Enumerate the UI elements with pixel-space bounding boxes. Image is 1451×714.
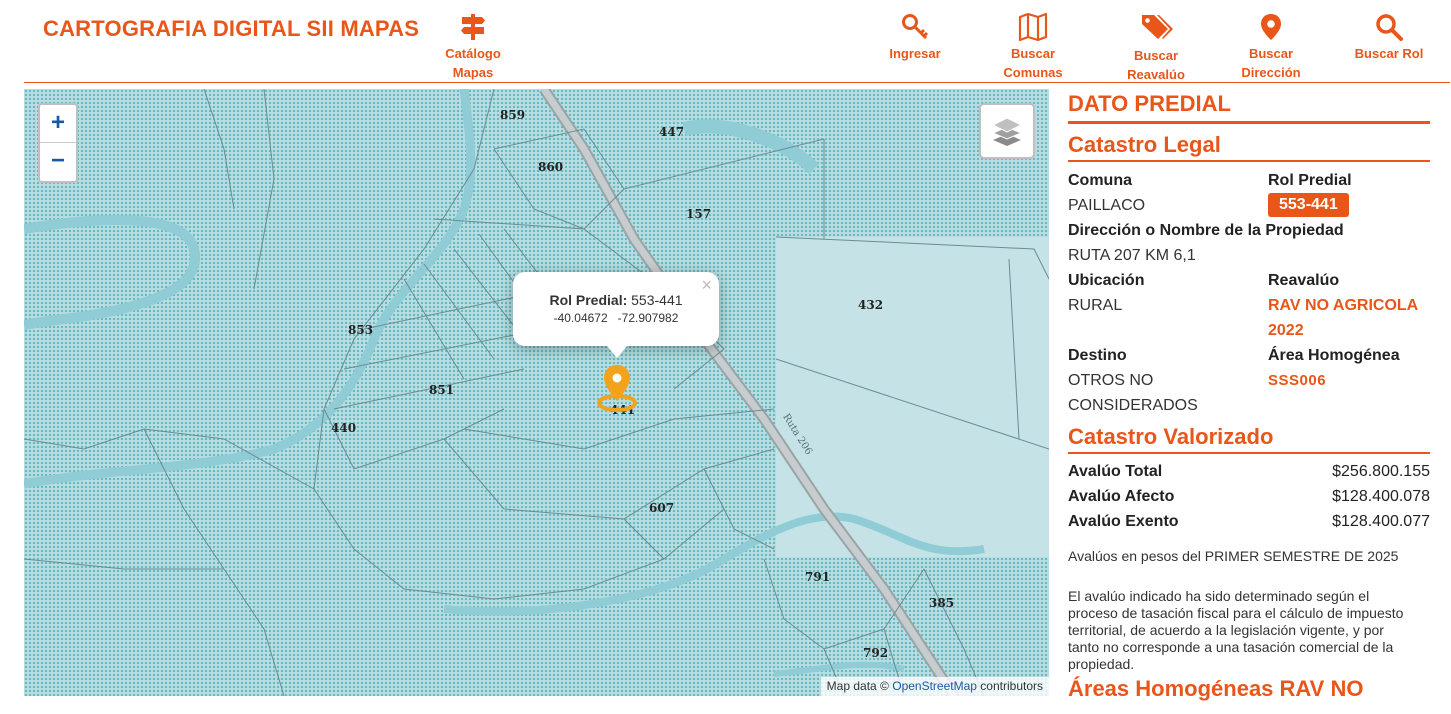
nav-label: Comunas	[1003, 65, 1063, 80]
area-homogenea-link[interactable]: SSS006	[1268, 372, 1326, 389]
tags-icon	[1142, 15, 1173, 39]
lot-label: 432	[858, 298, 884, 312]
layers-button[interactable]	[979, 103, 1035, 159]
map-pin-icon	[1261, 14, 1281, 40]
reavaluo-link[interactable]: RAV NO AGRICOLA	[1268, 297, 1418, 315]
zoom-control: + −	[38, 103, 78, 183]
avaluo-exento-row: Avalúo Exento $128.400.077	[1068, 513, 1430, 531]
popup-rol: Rol Predial: 553-441	[513, 292, 719, 308]
openstreetmap-link[interactable]: OpenStreetMap	[892, 679, 977, 693]
avaluo-afecto-value: $128.400.078	[1332, 488, 1430, 505]
buscar-reavaluo-button[interactable]: Buscar Reavalúo	[1117, 12, 1195, 84]
header-divider	[24, 82, 1450, 83]
zoom-out-button[interactable]: −	[40, 143, 76, 180]
avaluo-afecto-label: Avalúo Afecto	[1068, 488, 1175, 505]
destino-value-cont: CONSIDERADOS	[1068, 397, 1198, 414]
ubicacion-label: Ubicación	[1068, 272, 1145, 289]
lot-label: 385	[929, 596, 955, 610]
semestre-note: Avalúos en pesos del PRIMER SEMESTRE DE …	[1068, 548, 1399, 564]
layers-icon	[991, 117, 1023, 146]
catastro-legal-grid: Comuna Rol Predial PAILLACO 553-441 Dire…	[1068, 162, 1430, 424]
buscar-rol-button[interactable]: Buscar Rol	[1349, 12, 1429, 63]
nav-label: Buscar Rol	[1354, 46, 1424, 61]
panel-title: DATO PREDIAL	[1068, 89, 1430, 124]
catastro-valorizado-grid: Avalúo Total $256.800.155 Avalúo Afecto …	[1068, 454, 1430, 714]
lot-label: 607	[649, 501, 675, 515]
catalogo-mapas-button[interactable]: Catálogo Mapas	[441, 12, 505, 82]
buscar-comunas-button[interactable]: Buscar Comunas	[1000, 12, 1066, 82]
comuna-label: Comuna	[1068, 172, 1132, 189]
rol-label: Rol Predial	[1268, 172, 1352, 189]
comuna-value: PAILLACO	[1068, 197, 1146, 214]
map-icon	[1018, 12, 1048, 42]
popup-rol-value: 553-441	[631, 292, 683, 308]
location-marker-icon[interactable]	[595, 361, 639, 415]
destino-label: Destino	[1068, 347, 1127, 364]
lot-label: 157	[686, 207, 712, 221]
search-icon	[1376, 14, 1403, 41]
attribution-prefix: Map data ©	[826, 679, 889, 693]
lot-label: 447	[659, 125, 685, 139]
popup-close-icon[interactable]: ×	[701, 275, 712, 296]
attribution-suffix: contributors	[980, 679, 1043, 693]
lot-label: 859	[500, 108, 526, 122]
nav-label: Dirección	[1241, 65, 1301, 80]
zoom-in-button[interactable]: +	[40, 105, 76, 143]
lot-label: 851	[429, 383, 455, 397]
avaluo-total-label: Avalúo Total	[1068, 463, 1163, 480]
avaluo-exento-value: $128.400.077	[1332, 513, 1430, 530]
map-view[interactable]: 859 447 860 157 432 853 851 440 441 607 …	[24, 89, 1049, 696]
ingresar-button[interactable]: Ingresar	[883, 12, 947, 63]
direccion-label: Dirección o Nombre de la Propiedad	[1068, 222, 1344, 239]
avaluo-afecto-row: Avalúo Afecto $128.400.078	[1068, 488, 1430, 506]
lot-label: 440	[331, 421, 357, 435]
lot-label: 791	[805, 570, 831, 584]
avaluo-total-value: $256.800.155	[1332, 463, 1430, 480]
header: CARTOGRAFIA DIGITAL SII MAPAS Catálogo M…	[0, 0, 1451, 82]
popup-coords: -40.04672 -72.907982	[513, 311, 719, 325]
lot-label: 860	[538, 160, 564, 174]
ubicacion-value: RURAL	[1068, 297, 1123, 314]
signpost-icon	[461, 14, 485, 40]
direccion-value: RUTA 207 KM 6,1	[1068, 247, 1196, 264]
disclaimer-text: El avalúo indicado ha sido determinado s…	[1068, 588, 1404, 672]
map-attribution: Map data © OpenStreetMap contributors	[820, 677, 1049, 696]
buscar-direccion-button[interactable]: Buscar Dirección	[1236, 12, 1306, 82]
reavaluo-label: Reavalúo	[1268, 272, 1340, 289]
nav-label: Buscar	[1133, 48, 1179, 63]
nav-label: Buscar	[1010, 46, 1056, 61]
catastro-legal-title: Catastro Legal	[1068, 132, 1430, 162]
areas-homogeneas-title: Áreas Homogéneas RAV NO	[1068, 676, 1364, 701]
dato-predial-panel: DATO PREDIAL Catastro Legal Comuna Rol P…	[1068, 89, 1430, 714]
reavaluo-year[interactable]: 2022	[1268, 322, 1304, 340]
key-icon	[902, 14, 929, 40]
nav-label: Ingresar	[889, 46, 941, 61]
avaluo-total-row: Avalúo Total $256.800.155	[1068, 463, 1430, 481]
map-canvas[interactable]	[24, 89, 1049, 696]
destino-value: OTROS NO	[1068, 372, 1154, 389]
app-title[interactable]: CARTOGRAFIA DIGITAL SII MAPAS	[43, 16, 419, 42]
avaluo-exento-label: Avalúo Exento	[1068, 513, 1179, 530]
nav-label: Mapas	[452, 65, 494, 80]
catastro-valorizado-title: Catastro Valorizado	[1068, 424, 1430, 454]
rol-badge: 553-441	[1268, 193, 1349, 217]
popup-lat: -40.04672	[553, 311, 608, 325]
area-homogenea-label: Área Homogénea	[1268, 347, 1400, 364]
nav-label: Catálogo	[445, 46, 501, 61]
rol-popup: × Rol Predial: 553-441 -40.04672 -72.907…	[513, 272, 719, 358]
nav-label: Buscar	[1248, 46, 1294, 61]
popup-rol-label: Rol Predial:	[549, 292, 628, 308]
lot-label: 853	[348, 323, 374, 337]
popup-lon: -72.907982	[617, 311, 679, 325]
lot-label: 792	[863, 646, 889, 660]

Exercise description:
Retype the lines starting with the one containing "65, 1063, 80]" and ending with the one containing "292, 683, 308]", both included, without changing anything.

Task result:
nav-label: Comunas	[1003, 65, 1063, 80]
area-homogenea-link[interactable]: SSS006	[1268, 372, 1326, 389]
tags-icon	[1142, 15, 1173, 39]
lot-label: 432	[858, 298, 884, 312]
layers-button[interactable]	[979, 103, 1035, 159]
map-pin-icon	[1261, 14, 1281, 40]
reavaluo-link[interactable]: RAV NO AGRICOLA	[1268, 297, 1418, 315]
zoom-control: + −	[38, 103, 78, 183]
avaluo-exento-row: Avalúo Exento $128.400.077	[1068, 513, 1430, 531]
popup-rol: Rol Predial: 553-441	[513, 292, 719, 308]
openstreetmap-link[interactable]: OpenStreetMap	[892, 679, 977, 693]
avaluo-afecto-value: $128.400.078	[1332, 488, 1430, 505]
buscar-reavaluo-button[interactable]: Buscar Reavalúo	[1117, 12, 1195, 84]
header-divider	[24, 82, 1450, 83]
zoom-out-button[interactable]: −	[40, 143, 76, 180]
avaluo-afecto-label: Avalúo Afecto	[1068, 488, 1175, 505]
destino-value-cont: CONSIDERADOS	[1068, 397, 1198, 414]
ubicacion-label: Ubicación	[1068, 272, 1145, 289]
lot-label: 385	[929, 596, 955, 610]
semestre-note: Avalúos en pesos del PRIMER SEMESTRE DE …	[1068, 548, 1399, 564]
layers-icon	[991, 117, 1023, 146]
catastro-legal-grid: Comuna Rol Predial PAILLACO 553-441 Dire…	[1068, 162, 1430, 424]
buscar-rol-button[interactable]: Buscar Rol	[1349, 12, 1429, 63]
nav-label: Buscar Rol	[1354, 46, 1424, 61]
panel-title: DATO PREDIAL	[1068, 89, 1430, 124]
catastro-valorizado-grid: Avalúo Total $256.800.155 Avalúo Afecto …	[1068, 454, 1430, 714]
lot-label: 607	[649, 501, 675, 515]
catalogo-mapas-button[interactable]: Catálogo Mapas	[441, 12, 505, 82]
buscar-comunas-button[interactable]: Buscar Comunas	[1000, 12, 1066, 82]
comuna-label: Comuna	[1068, 172, 1132, 189]
rol-label: Rol Predial	[1268, 172, 1352, 189]
comuna-value: PAILLACO	[1068, 197, 1146, 214]
map-icon	[1018, 12, 1048, 42]
popup-rol-value: 553-441	[631, 292, 683, 308]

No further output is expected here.